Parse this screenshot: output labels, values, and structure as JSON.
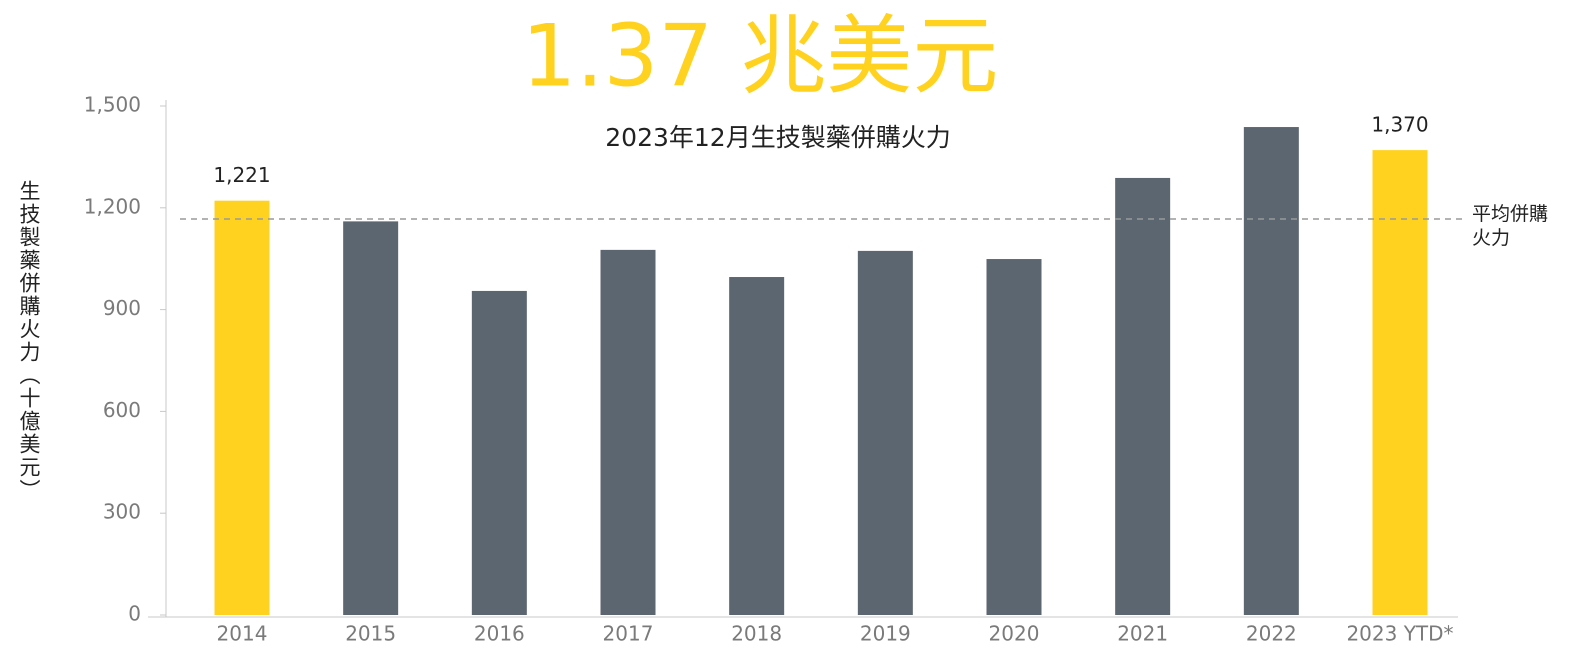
{
  "chart_data": {
    "type": "bar",
    "headline": "1.37 兆美元",
    "title": "2023年12月生技製藥併購火力",
    "y_label": "生技製藥併購火力（十億美元）",
    "categories": [
      "2014",
      "2015",
      "2016",
      "2017",
      "2018",
      "2019",
      "2020",
      "2021",
      "2022",
      "2023 YTD*"
    ],
    "values": [
      1221,
      1160,
      955,
      1076,
      996,
      1073,
      1049,
      1288,
      1438,
      1370
    ],
    "value_labels": [
      "1,221",
      null,
      null,
      null,
      null,
      null,
      null,
      null,
      null,
      "1,370"
    ],
    "colors": [
      "#ffd220",
      "#5c6670",
      "#5c6670",
      "#5c6670",
      "#5c6670",
      "#5c6670",
      "#5c6670",
      "#5c6670",
      "#5c6670",
      "#ffd220"
    ],
    "average": 1167,
    "average_label": "平均併購火力",
    "ylim": [
      0,
      1500
    ],
    "yticks": [
      0,
      300,
      600,
      900,
      {
        "value": 1200,
        "label": "1,200"
      },
      {
        "value": 1500,
        "label": "1,500"
      }
    ]
  }
}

==========

- [Task description]: Copy out each line word for word, please, skipping the images.

- [Response]:
Parse this screenshot: output labels, values, and structure as JSON.
{
  "chart_data": {
    "type": "bar",
    "headline": "1.37 兆美元",
    "title": "2023年12月生技製藥併購火力",
    "y_label": "生技製藥併購火力（十億美元）",
    "categories": [
      "2014",
      "2015",
      "2016",
      "2017",
      "2018",
      "2019",
      "2020",
      "2021",
      "2022",
      "2023 YTD*"
    ],
    "values": [
      1221,
      1160,
      955,
      1076,
      996,
      1073,
      1049,
      1288,
      1438,
      1370
    ],
    "value_labels": [
      "1,221",
      null,
      null,
      null,
      null,
      null,
      null,
      null,
      null,
      "1,370"
    ],
    "colors": [
      "#ffd220",
      "#5c6670",
      "#5c6670",
      "#5c6670",
      "#5c6670",
      "#5c6670",
      "#5c6670",
      "#5c6670",
      "#5c6670",
      "#ffd220"
    ],
    "average": 1167,
    "average_label": "平均併購火力",
    "ylim": [
      0,
      1500
    ],
    "yticks": [
      0,
      300,
      600,
      900,
      {
        "value": 1200,
        "label": "1,200"
      },
      {
        "value": 1500,
        "label": "1,500"
      }
    ]
  }
}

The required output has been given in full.